AIM: Go through the entries and count the lines with the string "name" in them. Give only that number.

STORED RECORDS:
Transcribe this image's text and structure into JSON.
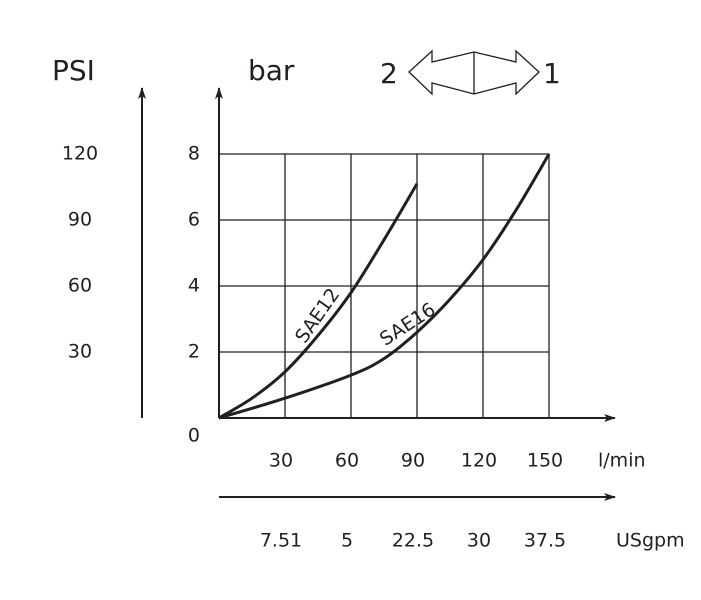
{
  "chart_data": {
    "type": "line",
    "y_label": "bar",
    "y2_label": "PSI",
    "x_label": "l/min",
    "x2_label": "USgpm",
    "annotations": [
      "2",
      "1"
    ],
    "xlim": [
      0,
      150
    ],
    "xticks": [
      30,
      60,
      90,
      120,
      150
    ],
    "ylim": [
      0,
      8
    ],
    "yticks": [
      0,
      2,
      4,
      6,
      8
    ],
    "y2lim": [
      0,
      120
    ],
    "y2ticks": [
      30,
      60,
      90,
      120
    ],
    "x2_tick_labels": [
      "7.51",
      "5",
      "22.5",
      "30",
      "37.5"
    ],
    "grid": true,
    "series": [
      {
        "name": "SAE12",
        "color": "#231f20",
        "x": [
          0,
          15,
          30,
          45,
          60,
          75,
          90
        ],
        "values": [
          0,
          0.6,
          1.4,
          2.5,
          3.8,
          5.4,
          7.1
        ]
      },
      {
        "name": "SAE16",
        "color": "#231f20",
        "x": [
          0,
          30,
          60,
          75,
          90,
          105,
          120,
          135,
          150
        ],
        "values": [
          0,
          0.6,
          1.3,
          1.8,
          2.6,
          3.6,
          4.8,
          6.3,
          8
        ]
      }
    ]
  }
}
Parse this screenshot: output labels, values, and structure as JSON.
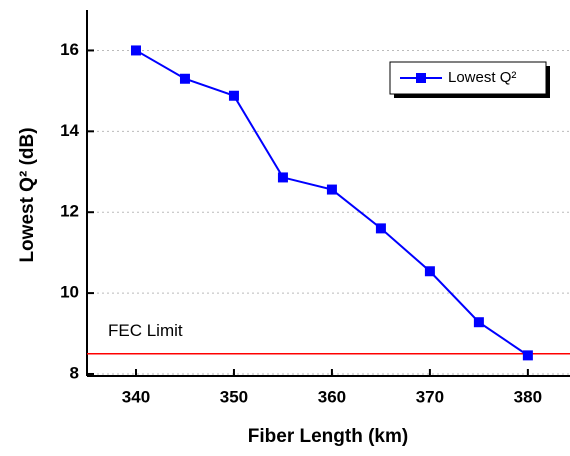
{
  "chart_data": {
    "type": "line",
    "x_label": "Fiber Length (km)",
    "y_label": "Lowest Q² (dB)",
    "x": [
      340,
      345,
      350,
      355,
      360,
      365,
      370,
      375,
      380
    ],
    "series": [
      {
        "name": "Lowest Q²",
        "color": "#0000ff",
        "values": [
          16.0,
          15.3,
          14.88,
          12.86,
          12.56,
          11.6,
          10.54,
          9.28,
          8.46
        ]
      }
    ],
    "xlim": [
      335,
      384.3
    ],
    "xticks": [
      340,
      350,
      360,
      370,
      380
    ],
    "ylim": [
      7.95,
      17
    ],
    "yticks": [
      8,
      10,
      12,
      14,
      16
    ],
    "grid": true,
    "legend": "upper right",
    "hline": {
      "value": 8.5,
      "label": "FEC Limit",
      "color": "#ff0000"
    }
  }
}
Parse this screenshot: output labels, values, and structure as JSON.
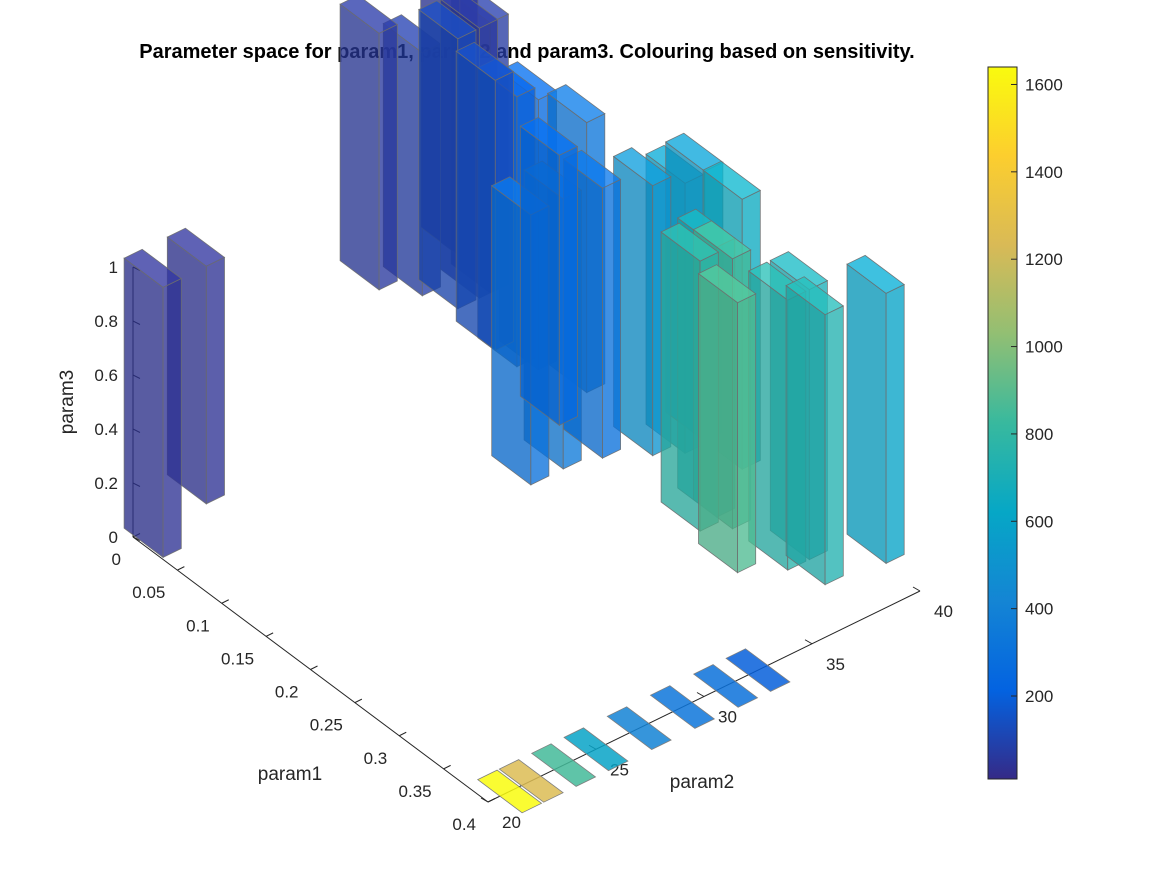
{
  "chart_data": {
    "type": "bar3d",
    "title": "Parameter space for param1, param2 and param3. Colouring based on sensitivity.",
    "xlabel": "param1",
    "ylabel": "param2",
    "zlabel": "param3",
    "xlim": [
      0,
      0.4
    ],
    "ylim": [
      20,
      40
    ],
    "zlim": [
      0,
      1
    ],
    "x_ticks": [
      "0",
      "0.05",
      "0.1",
      "0.15",
      "0.2",
      "0.25",
      "0.3",
      "0.35",
      "0.4"
    ],
    "y_ticks": [
      "20",
      "25",
      "30",
      "35",
      "40"
    ],
    "z_ticks": [
      "0",
      "0.2",
      "0.4",
      "0.6",
      "0.8",
      "1"
    ],
    "colorbar": {
      "colormap": "parula",
      "range": [
        10,
        1640
      ],
      "ticks": [
        "200",
        "400",
        "600",
        "800",
        "1000",
        "1200",
        "1400",
        "1600"
      ]
    },
    "bars": [
      {
        "param1": 0.01,
        "param2": 20.5,
        "param3_low": 0.0,
        "param3_high": 1.0,
        "sensitivity": 40
      },
      {
        "param1": 0.01,
        "param2": 22.5,
        "param3_low": 0.12,
        "param3_high": 1.0,
        "sensitivity": 40
      },
      {
        "param1": 0.01,
        "param2": 30.5,
        "param3_low": 0.6,
        "param3_high": 1.55,
        "sensitivity": 60
      },
      {
        "param1": 0.01,
        "param2": 32.5,
        "param3_low": 0.5,
        "param3_high": 1.4,
        "sensitivity": 80
      },
      {
        "param1": 0.05,
        "param2": 32.5,
        "param3_low": 0.55,
        "param3_high": 1.55,
        "sensitivity": 120
      },
      {
        "param1": 0.04,
        "param2": 33.0,
        "param3_low": 0.7,
        "param3_high": 1.75,
        "sensitivity": 50
      },
      {
        "param1": 0.05,
        "param2": 33.5,
        "param3_low": 0.55,
        "param3_high": 1.55,
        "sensitivity": 60
      },
      {
        "param1": 0.05,
        "param2": 34.0,
        "param3_low": 0.55,
        "param3_high": 1.55,
        "sensitivity": 70
      },
      {
        "param1": 0.08,
        "param2": 33.0,
        "param3_low": 0.45,
        "param3_high": 1.45,
        "sensitivity": 130
      },
      {
        "param1": 0.08,
        "param2": 34.0,
        "param3_low": 0.35,
        "param3_high": 1.35,
        "sensitivity": 200
      },
      {
        "param1": 0.08,
        "param2": 35.0,
        "param3_low": 0.3,
        "param3_high": 1.3,
        "sensitivity": 250
      },
      {
        "param1": 0.11,
        "param2": 36.0,
        "param3_low": 0.25,
        "param3_high": 1.25,
        "sensitivity": 330
      },
      {
        "param1": 0.12,
        "param2": 33.0,
        "param3_low": 0.05,
        "param3_high": 1.05,
        "sensitivity": 300
      },
      {
        "param1": 0.12,
        "param2": 34.5,
        "param3_low": 0.05,
        "param3_high": 1.05,
        "sensitivity": 350
      },
      {
        "param1": 0.14,
        "param2": 33.5,
        "param3_low": 0.3,
        "param3_high": 1.3,
        "sensitivity": 250
      },
      {
        "param1": 0.14,
        "param2": 35.5,
        "param3_low": 0.1,
        "param3_high": 1.1,
        "sensitivity": 300
      },
      {
        "param1": 0.16,
        "param2": 37.0,
        "param3_low": 0.1,
        "param3_high": 1.1,
        "sensitivity": 500
      },
      {
        "param1": 0.16,
        "param2": 38.5,
        "param3_low": 0.05,
        "param3_high": 1.05,
        "sensitivity": 580
      },
      {
        "param1": 0.17,
        "param2": 39.0,
        "param3_low": 0.1,
        "param3_high": 1.1,
        "sensitivity": 550
      },
      {
        "param1": 0.2,
        "param2": 39.5,
        "param3_low": 0.05,
        "param3_high": 1.05,
        "sensitivity": 650
      },
      {
        "param1": 0.25,
        "param2": 35.5,
        "param3_low": 0.1,
        "param3_high": 1.1,
        "sensitivity": 780
      },
      {
        "param1": 0.22,
        "param2": 37.5,
        "param3_low": 0.0,
        "param3_high": 1.0,
        "sensitivity": 700
      },
      {
        "param1": 0.25,
        "param2": 37.0,
        "param3_low": 0.05,
        "param3_high": 1.05,
        "sensitivity": 850
      },
      {
        "param1": 0.28,
        "param2": 36.0,
        "param3_low": 0.0,
        "param3_high": 1.0,
        "sensitivity": 880
      },
      {
        "param1": 0.3,
        "param2": 37.5,
        "param3_low": 0.0,
        "param3_high": 1.0,
        "sensitivity": 760
      },
      {
        "param1": 0.3,
        "param2": 38.5,
        "param3_low": 0.0,
        "param3_high": 1.0,
        "sensitivity": 700
      },
      {
        "param1": 0.33,
        "param2": 38.0,
        "param3_low": 0.0,
        "param3_high": 1.0,
        "sensitivity": 740
      },
      {
        "param1": 0.35,
        "param2": 40.0,
        "param3_low": 0.05,
        "param3_high": 1.05,
        "sensitivity": 600
      }
    ],
    "floor_tiles": [
      {
        "param1": 0.4,
        "param2": 21.0,
        "sensitivity": 1640
      },
      {
        "param1": 0.4,
        "param2": 22.0,
        "sensitivity": 1250
      },
      {
        "param1": 0.4,
        "param2": 23.5,
        "sensitivity": 850
      },
      {
        "param1": 0.4,
        "param2": 25.0,
        "sensitivity": 600
      },
      {
        "param1": 0.4,
        "param2": 27.0,
        "sensitivity": 400
      },
      {
        "param1": 0.4,
        "param2": 29.0,
        "sensitivity": 330
      },
      {
        "param1": 0.4,
        "param2": 31.0,
        "sensitivity": 300
      },
      {
        "param1": 0.4,
        "param2": 32.5,
        "sensitivity": 200
      }
    ]
  }
}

SOLUTION TO THIS PROBLEM: 3